* Required work *
Extract every record, exactly as written, and ignore the pictures.

•••

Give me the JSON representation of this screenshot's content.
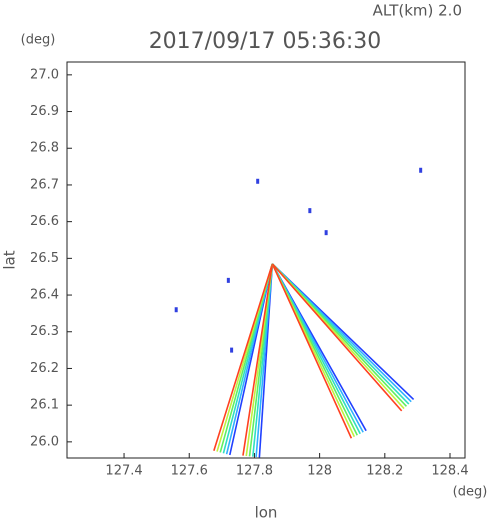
{
  "chart_data": {
    "type": "radar-scan",
    "title": "2017/09/17 05:36:30",
    "subtitle": "ALT(km) 2.0",
    "x_label": "lon",
    "y_label": "lat",
    "x_unit": "(deg)",
    "y_unit": "(deg)",
    "xlim": [
      127.225,
      128.446
    ],
    "ylim": [
      25.956,
      27.035
    ],
    "xticks": [
      127.4,
      127.6,
      127.8,
      128.0,
      128.2,
      128.4
    ],
    "yticks": [
      {
        "value": 26.0,
        "label": "26.0"
      },
      26.1,
      26.2,
      26.3,
      26.4,
      26.5,
      26.6,
      26.7,
      26.8,
      26.9,
      {
        "value": 27.0,
        "label": "27.0"
      }
    ],
    "colors": [
      "#2040ff",
      "#30b0ff",
      "#30e0c0",
      "#60f060",
      "#c0f040",
      "#ff4020"
    ],
    "beams": [
      {
        "x": [
          127.855,
          127.7
        ],
        "y": [
          26.485,
          25.97
        ]
      },
      {
        "x": [
          127.855,
          127.79
        ],
        "y": [
          26.485,
          25.96
        ]
      },
      {
        "x": [
          127.855,
          128.12
        ],
        "y": [
          26.485,
          26.02
        ]
      },
      {
        "x": [
          127.855,
          128.27
        ],
        "y": [
          26.485,
          26.1
        ]
      }
    ],
    "echoes": {
      "x": [
        127.81,
        127.97,
        128.02,
        127.72,
        127.56,
        127.73,
        128.31
      ],
      "y": [
        26.71,
        26.63,
        26.57,
        26.44,
        26.36,
        26.25,
        26.74
      ],
      "color": "#3040e0"
    }
  }
}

•••

* Result for this task *
Give me the JSON representation of this screenshot's content.
{
  "chart_data": {
    "type": "radar-scan",
    "title": "2017/09/17 05:36:30",
    "subtitle": "ALT(km) 2.0",
    "x_label": "lon",
    "y_label": "lat",
    "x_unit": "(deg)",
    "y_unit": "(deg)",
    "xlim": [
      127.225,
      128.446
    ],
    "ylim": [
      25.956,
      27.035
    ],
    "xticks": [
      127.4,
      127.6,
      127.8,
      128.0,
      128.2,
      128.4
    ],
    "yticks": [
      {
        "value": 26.0,
        "label": "26.0"
      },
      26.1,
      26.2,
      26.3,
      26.4,
      26.5,
      26.6,
      26.7,
      26.8,
      26.9,
      {
        "value": 27.0,
        "label": "27.0"
      }
    ],
    "colors": [
      "#2040ff",
      "#30b0ff",
      "#30e0c0",
      "#60f060",
      "#c0f040",
      "#ff4020"
    ],
    "beams": [
      {
        "x": [
          127.855,
          127.7
        ],
        "y": [
          26.485,
          25.97
        ]
      },
      {
        "x": [
          127.855,
          127.79
        ],
        "y": [
          26.485,
          25.96
        ]
      },
      {
        "x": [
          127.855,
          128.12
        ],
        "y": [
          26.485,
          26.02
        ]
      },
      {
        "x": [
          127.855,
          128.27
        ],
        "y": [
          26.485,
          26.1
        ]
      }
    ],
    "echoes": {
      "x": [
        127.81,
        127.97,
        128.02,
        127.72,
        127.56,
        127.73,
        128.31
      ],
      "y": [
        26.71,
        26.63,
        26.57,
        26.44,
        26.36,
        26.25,
        26.74
      ],
      "color": "#3040e0"
    }
  }
}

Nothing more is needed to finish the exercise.